__Stated problem__:
Return all the entries exactly, keeping pictures out.

(Records)
▶
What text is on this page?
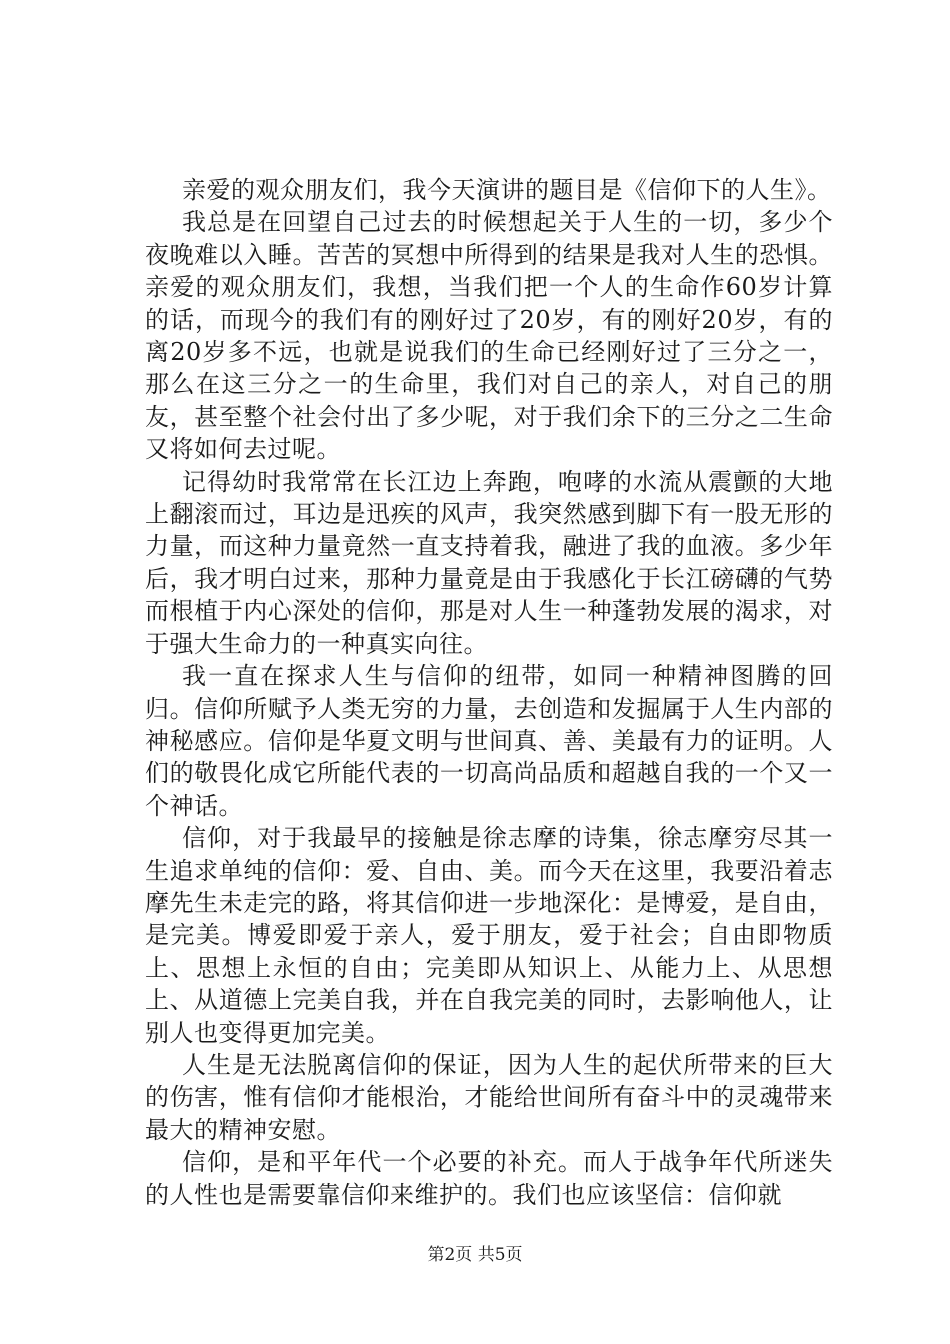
亲爱的观众朋友们，我今天演讲的题目是《信仰下的人生》。

我总是在回望自己过去的时候想起关于人生的一切，多少个夜晚难以入睡。苦苦的冥想中所得到的结果是我对人生的恐惧。亲爱的观众朋友们，我想，当我们把一个人的生命作60岁计算的话，而现今的我们有的刚好过了20岁，有的刚好20岁，有的离20岁多不远，也就是说我们的生命已经刚好过了三分之一，那么在这三分之一的生命里，我们对自己的亲人，对自己的朋友，甚至整个社会付出了多少呢，对于我们余下的三分之二生命又将如何去过呢。

记得幼时我常常在长江边上奔跑，咆哮的水流从震颤的大地上翻滚而过，耳边是迅疾的风声，我突然感到脚下有一股无形的力量，而这种力量竟然一直支持着我，融进了我的血液。多少年后，我才明白过来，那种力量竟是由于我感化于长江磅礴的气势而根植于内心深处的信仰，那是对人生一种蓬勃发展的渴求，对于强大生命力的一种真实向往。

我一直在探求人生与信仰的纽带，如同一种精神图腾的回归。信仰所赋予人类无穷的力量，去创造和发掘属于人生内部的神秘感应。信仰是华夏文明与世间真、善、美最有力的证明。人们的敬畏化成它所能代表的一切高尚品质和超越自我的一个又一个神话。

信仰，对于我最早的接触是徐志摩的诗集，徐志摩穷尽其一生追求单纯的信仰：爱、自由、美。而今天在这里，我要沿着志摩先生未走完的路，将其信仰进一步地深化：是博爱，是自由，是完美。博爱即爱于亲人，爱于朋友，爱于社会；自由即物质上、思想上永恒的自由；完美即从知识上、从能力上、从思想上、从道德上完美自我，并在自我完美的同时，去影响他人，让别人也变得更加完美。

人生是无法脱离信仰的保证，因为人生的起伏所带来的巨大的伤害，惟有信仰才能根治，才能给世间所有奋斗中的灵魂带来最大的精神安慰。

信仰，是和平年代一个必要的补充。而人于战争年代所迷失的人性也是需要靠信仰来维护的。我们也应该坚信：信仰就

第2页 共5页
◀
__Result of the task__:
What text is on this page?
亲爱的观众朋友们，我今天演讲的题目是《信仰下的人生》。

我总是在回望自己过去的时候想起关于人生的一切，多少个夜晚难以入睡。苦苦的冥想中所得到的结果是我对人生的恐惧。亲爱的观众朋友们，我想，当我们把一个人的生命作60岁计算的话，而现今的我们有的刚好过了20岁，有的刚好20岁，有的离20岁多不远，也就是说我们的生命已经刚好过了三分之一，那么在这三分之一的生命里，我们对自己的亲人，对自己的朋友，甚至整个社会付出了多少呢，对于我们余下的三分之二生命又将如何去过呢。

记得幼时我常常在长江边上奔跑，咆哮的水流从震颤的大地上翻滚而过，耳边是迅疾的风声，我突然感到脚下有一股无形的力量，而这种力量竟然一直支持着我，融进了我的血液。多少年后，我才明白过来，那种力量竟是由于我感化于长江磅礴的气势而根植于内心深处的信仰，那是对人生一种蓬勃发展的渴求，对于强大生命力的一种真实向往。

我一直在探求人生与信仰的纽带，如同一种精神图腾的回归。信仰所赋予人类无穷的力量，去创造和发掘属于人生内部的神秘感应。信仰是华夏文明与世间真、善、美最有力的证明。人们的敬畏化成它所能代表的一切高尚品质和超越自我的一个又一个神话。

信仰，对于我最早的接触是徐志摩的诗集，徐志摩穷尽其一生追求单纯的信仰：爱、自由、美。而今天在这里，我要沿着志摩先生未走完的路，将其信仰进一步地深化：是博爱，是自由，是完美。博爱即爱于亲人，爱于朋友，爱于社会；自由即物质上、思想上永恒的自由；完美即从知识上、从能力上、从思想上、从道德上完美自我，并在自我完美的同时，去影响他人，让别人也变得更加完美。

人生是无法脱离信仰的保证，因为人生的起伏所带来的巨大的伤害，惟有信仰才能根治，才能给世间所有奋斗中的灵魂带来最大的精神安慰。

信仰，是和平年代一个必要的补充。而人于战争年代所迷失的人性也是需要靠信仰来维护的。我们也应该坚信：信仰就

第2页 共5页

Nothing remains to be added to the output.